▶ [Work to do]: Restate all the material verbatim, except for the pictures.
**** Given information
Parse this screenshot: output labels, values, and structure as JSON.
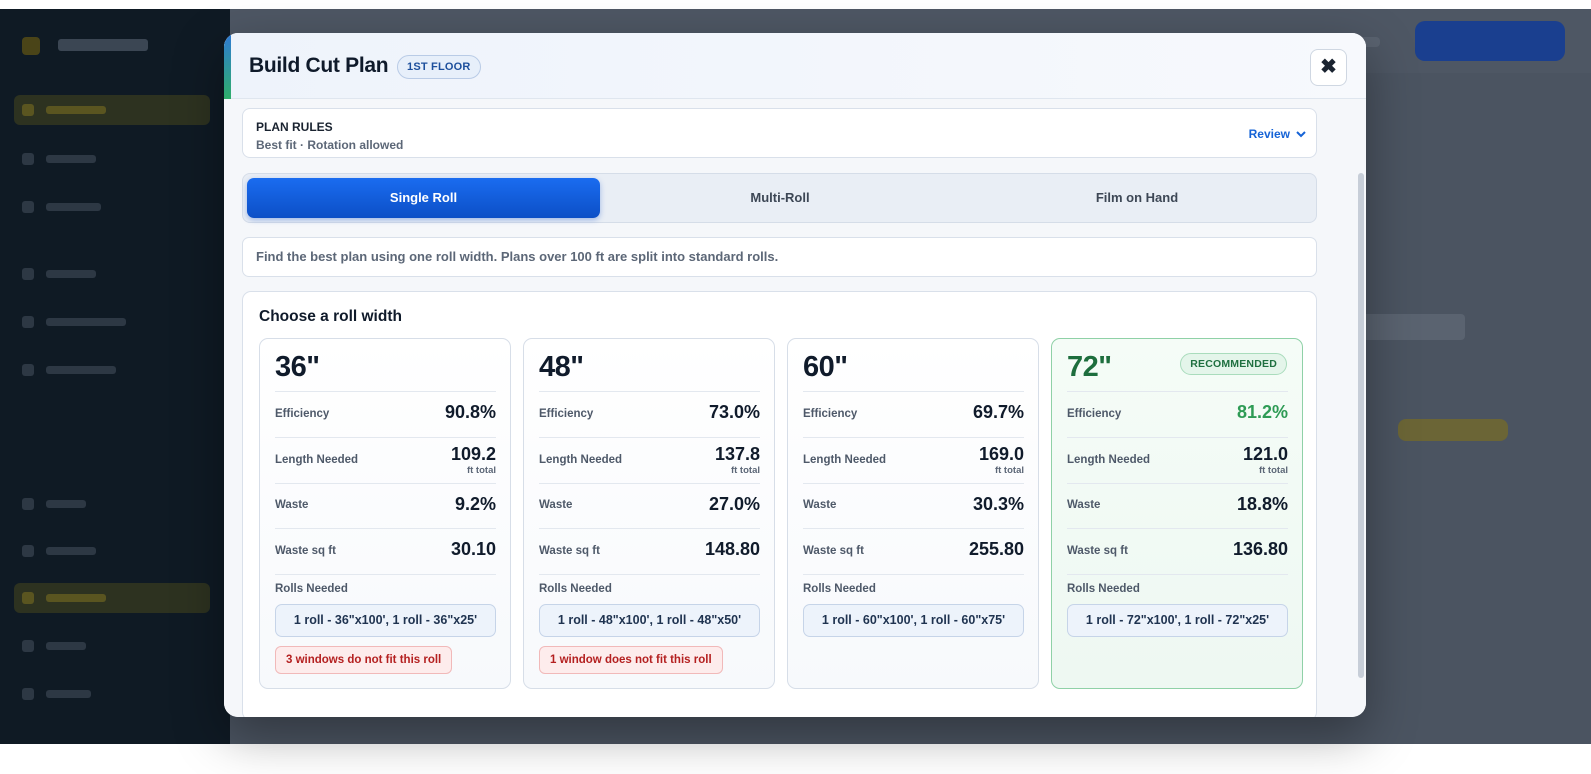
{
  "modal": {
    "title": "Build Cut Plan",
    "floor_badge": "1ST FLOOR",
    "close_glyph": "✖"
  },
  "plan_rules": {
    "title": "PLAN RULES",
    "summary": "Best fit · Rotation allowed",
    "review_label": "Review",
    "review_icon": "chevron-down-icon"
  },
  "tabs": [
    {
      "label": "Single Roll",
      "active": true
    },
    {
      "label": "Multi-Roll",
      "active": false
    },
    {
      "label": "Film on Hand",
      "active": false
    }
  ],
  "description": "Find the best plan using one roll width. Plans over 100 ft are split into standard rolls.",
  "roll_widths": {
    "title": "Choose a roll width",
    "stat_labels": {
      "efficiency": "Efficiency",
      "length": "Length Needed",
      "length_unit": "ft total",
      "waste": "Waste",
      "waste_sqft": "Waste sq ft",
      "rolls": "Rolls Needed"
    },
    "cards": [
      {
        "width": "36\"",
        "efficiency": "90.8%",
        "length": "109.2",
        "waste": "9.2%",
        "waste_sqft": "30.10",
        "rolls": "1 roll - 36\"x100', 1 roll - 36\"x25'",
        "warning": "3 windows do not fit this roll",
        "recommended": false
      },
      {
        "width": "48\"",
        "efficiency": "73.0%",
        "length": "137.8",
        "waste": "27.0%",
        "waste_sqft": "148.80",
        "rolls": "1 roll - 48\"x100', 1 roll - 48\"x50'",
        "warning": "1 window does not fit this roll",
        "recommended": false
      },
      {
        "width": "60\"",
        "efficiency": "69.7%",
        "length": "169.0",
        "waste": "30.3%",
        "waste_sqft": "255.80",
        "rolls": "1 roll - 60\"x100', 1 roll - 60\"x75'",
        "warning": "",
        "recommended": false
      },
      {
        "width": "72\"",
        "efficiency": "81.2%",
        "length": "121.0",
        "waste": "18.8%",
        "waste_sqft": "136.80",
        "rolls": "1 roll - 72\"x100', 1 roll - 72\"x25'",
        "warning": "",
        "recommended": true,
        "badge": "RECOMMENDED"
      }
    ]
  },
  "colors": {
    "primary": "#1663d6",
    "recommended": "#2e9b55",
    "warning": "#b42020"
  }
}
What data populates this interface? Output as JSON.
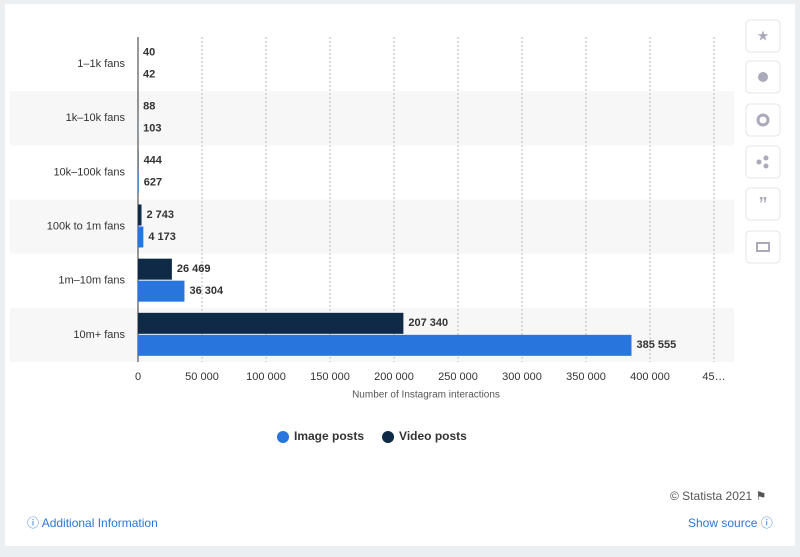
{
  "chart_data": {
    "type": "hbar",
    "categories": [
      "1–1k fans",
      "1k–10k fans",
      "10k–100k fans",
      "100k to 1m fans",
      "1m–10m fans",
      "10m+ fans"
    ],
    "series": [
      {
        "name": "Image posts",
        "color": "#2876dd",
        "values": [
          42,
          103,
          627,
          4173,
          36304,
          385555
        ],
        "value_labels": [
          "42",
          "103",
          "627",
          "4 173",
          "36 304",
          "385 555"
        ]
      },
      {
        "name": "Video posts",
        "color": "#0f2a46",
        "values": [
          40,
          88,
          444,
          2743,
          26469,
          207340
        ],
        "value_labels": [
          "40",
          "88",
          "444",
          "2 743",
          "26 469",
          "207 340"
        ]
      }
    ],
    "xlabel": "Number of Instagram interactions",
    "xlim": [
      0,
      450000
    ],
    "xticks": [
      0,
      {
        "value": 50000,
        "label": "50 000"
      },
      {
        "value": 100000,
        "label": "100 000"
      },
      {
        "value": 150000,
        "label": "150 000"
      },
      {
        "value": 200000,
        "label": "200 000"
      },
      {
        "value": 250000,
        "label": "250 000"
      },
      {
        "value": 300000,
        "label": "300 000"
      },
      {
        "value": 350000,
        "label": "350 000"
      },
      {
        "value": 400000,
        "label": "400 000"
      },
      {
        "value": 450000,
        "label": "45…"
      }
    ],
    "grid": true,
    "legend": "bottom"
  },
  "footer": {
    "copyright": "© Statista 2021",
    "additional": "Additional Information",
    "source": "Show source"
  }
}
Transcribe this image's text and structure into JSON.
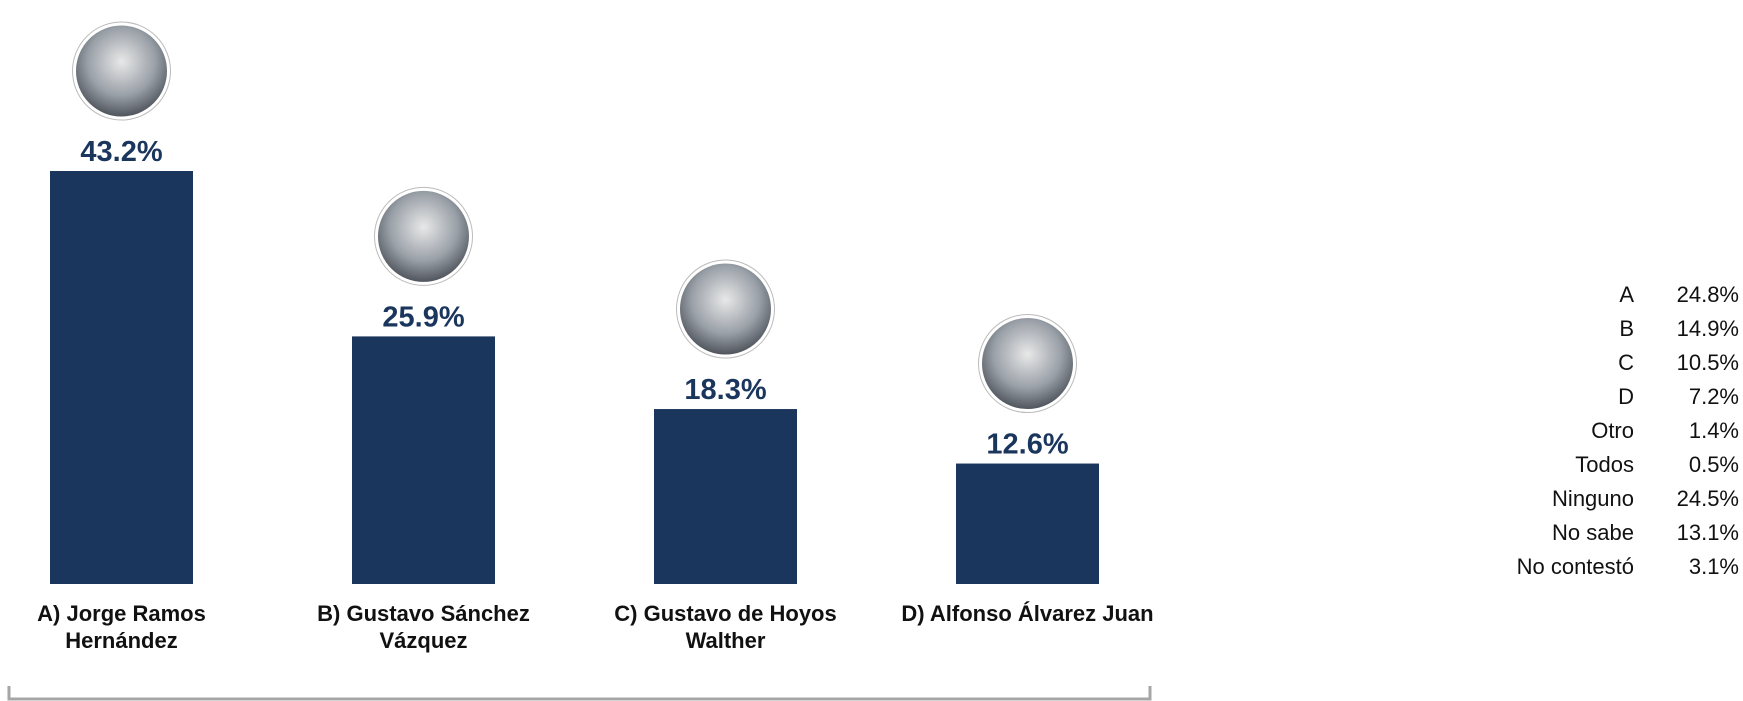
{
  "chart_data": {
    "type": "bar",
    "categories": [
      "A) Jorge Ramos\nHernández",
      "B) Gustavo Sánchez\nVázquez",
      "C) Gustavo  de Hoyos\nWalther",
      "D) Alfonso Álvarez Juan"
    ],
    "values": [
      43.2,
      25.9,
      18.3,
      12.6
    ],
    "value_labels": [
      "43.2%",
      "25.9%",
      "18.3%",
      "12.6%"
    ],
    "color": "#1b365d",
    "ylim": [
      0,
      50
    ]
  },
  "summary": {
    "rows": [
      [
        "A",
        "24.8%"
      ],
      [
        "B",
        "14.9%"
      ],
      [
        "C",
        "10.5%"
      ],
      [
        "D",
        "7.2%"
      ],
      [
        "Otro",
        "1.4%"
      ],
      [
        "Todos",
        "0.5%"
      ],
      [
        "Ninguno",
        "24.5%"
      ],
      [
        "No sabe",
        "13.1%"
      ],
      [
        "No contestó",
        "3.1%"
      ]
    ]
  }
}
********
▶ [Full output]:
Parse this screenshot: output labels, values, and structure as JSON.
{
  "modal": {
    "title": "Build Cut Plan",
    "floor_badge": "1ST FLOOR",
    "close_glyph": "✖"
  },
  "plan_rules": {
    "title": "PLAN RULES",
    "summary": "Best fit · Rotation allowed",
    "review_label": "Review",
    "review_icon": "chevron-down-icon"
  },
  "tabs": [
    {
      "label": "Single Roll",
      "active": true
    },
    {
      "label": "Multi-Roll",
      "active": false
    },
    {
      "label": "Film on Hand",
      "active": false
    }
  ],
  "description": "Find the best plan using one roll width. Plans over 100 ft are split into standard rolls.",
  "roll_widths": {
    "title": "Choose a roll width",
    "stat_labels": {
      "efficiency": "Efficiency",
      "length": "Length Needed",
      "length_unit": "ft total",
      "waste": "Waste",
      "waste_sqft": "Waste sq ft",
      "rolls": "Rolls Needed"
    },
    "cards": [
      {
        "width": "36\"",
        "efficiency": "90.8%",
        "length": "109.2",
        "waste": "9.2%",
        "waste_sqft": "30.10",
        "rolls": "1 roll - 36\"x100', 1 roll - 36\"x25'",
        "warning": "3 windows do not fit this roll",
        "recommended": false
      },
      {
        "width": "48\"",
        "efficiency": "73.0%",
        "length": "137.8",
        "waste": "27.0%",
        "waste_sqft": "148.80",
        "rolls": "1 roll - 48\"x100', 1 roll - 48\"x50'",
        "warning": "1 window does not fit this roll",
        "recommended": false
      },
      {
        "width": "60\"",
        "efficiency": "69.7%",
        "length": "169.0",
        "waste": "30.3%",
        "waste_sqft": "255.80",
        "rolls": "1 roll - 60\"x100', 1 roll - 60\"x75'",
        "warning": "",
        "recommended": false
      },
      {
        "width": "72\"",
        "efficiency": "81.2%",
        "length": "121.0",
        "waste": "18.8%",
        "waste_sqft": "136.80",
        "rolls": "1 roll - 72\"x100', 1 roll - 72\"x25'",
        "warning": "",
        "recommended": true,
        "badge": "RECOMMENDED"
      }
    ]
  },
  "colors": {
    "primary": "#1663d6",
    "recommended": "#2e9b55",
    "warning": "#b42020"
  }
}
What data populates this interface? Output as JSON.
{
  "chart_data": {
    "type": "hbar",
    "categories": [
      "1–1k fans",
      "1k–10k fans",
      "10k–100k fans",
      "100k to 1m fans",
      "1m–10m fans",
      "10m+ fans"
    ],
    "series": [
      {
        "name": "Image posts",
        "color": "#2876dd",
        "values": [
          42,
          103,
          627,
          4173,
          36304,
          385555
        ],
        "value_labels": [
          "42",
          "103",
          "627",
          "4 173",
          "36 304",
          "385 555"
        ]
      },
      {
        "name": "Video posts",
        "color": "#0f2a46",
        "values": [
          40,
          88,
          444,
          2743,
          26469,
          207340
        ],
        "value_labels": [
          "40",
          "88",
          "444",
          "2 743",
          "26 469",
          "207 340"
        ]
      }
    ],
    "xlabel": "Number of Instagram interactions",
    "xlim": [
      0,
      450000
    ],
    "xticks": [
      0,
      {
        "value": 50000,
        "label": "50 000"
      },
      {
        "value": 100000,
        "label": "100 000"
      },
      {
        "value": 150000,
        "label": "150 000"
      },
      {
        "value": 200000,
        "label": "200 000"
      },
      {
        "value": 250000,
        "label": "250 000"
      },
      {
        "value": 300000,
        "label": "300 000"
      },
      {
        "value": 350000,
        "label": "350 000"
      },
      {
        "value": 400000,
        "label": "400 000"
      },
      {
        "value": 450000,
        "label": "45…"
      }
    ],
    "grid": true,
    "legend": "bottom"
  },
  "footer": {
    "copyright": "© Statista 2021",
    "additional": "Additional Information",
    "source": "Show source"
  }
}
Transcribe this image's text and structure into JSON.
{
  "chart_data": {
    "type": "bar",
    "categories": [
      "A) Jorge Ramos\nHernández",
      "B) Gustavo Sánchez\nVázquez",
      "C) Gustavo  de Hoyos\nWalther",
      "D) Alfonso Álvarez Juan"
    ],
    "values": [
      43.2,
      25.9,
      18.3,
      12.6
    ],
    "value_labels": [
      "43.2%",
      "25.9%",
      "18.3%",
      "12.6%"
    ],
    "color": "#1b365d",
    "ylim": [
      0,
      50
    ]
  },
  "summary": {
    "rows": [
      [
        "A",
        "24.8%"
      ],
      [
        "B",
        "14.9%"
      ],
      [
        "C",
        "10.5%"
      ],
      [
        "D",
        "7.2%"
      ],
      [
        "Otro",
        "1.4%"
      ],
      [
        "Todos",
        "0.5%"
      ],
      [
        "Ninguno",
        "24.5%"
      ],
      [
        "No sabe",
        "13.1%"
      ],
      [
        "No contestó",
        "3.1%"
      ]
    ]
  }
}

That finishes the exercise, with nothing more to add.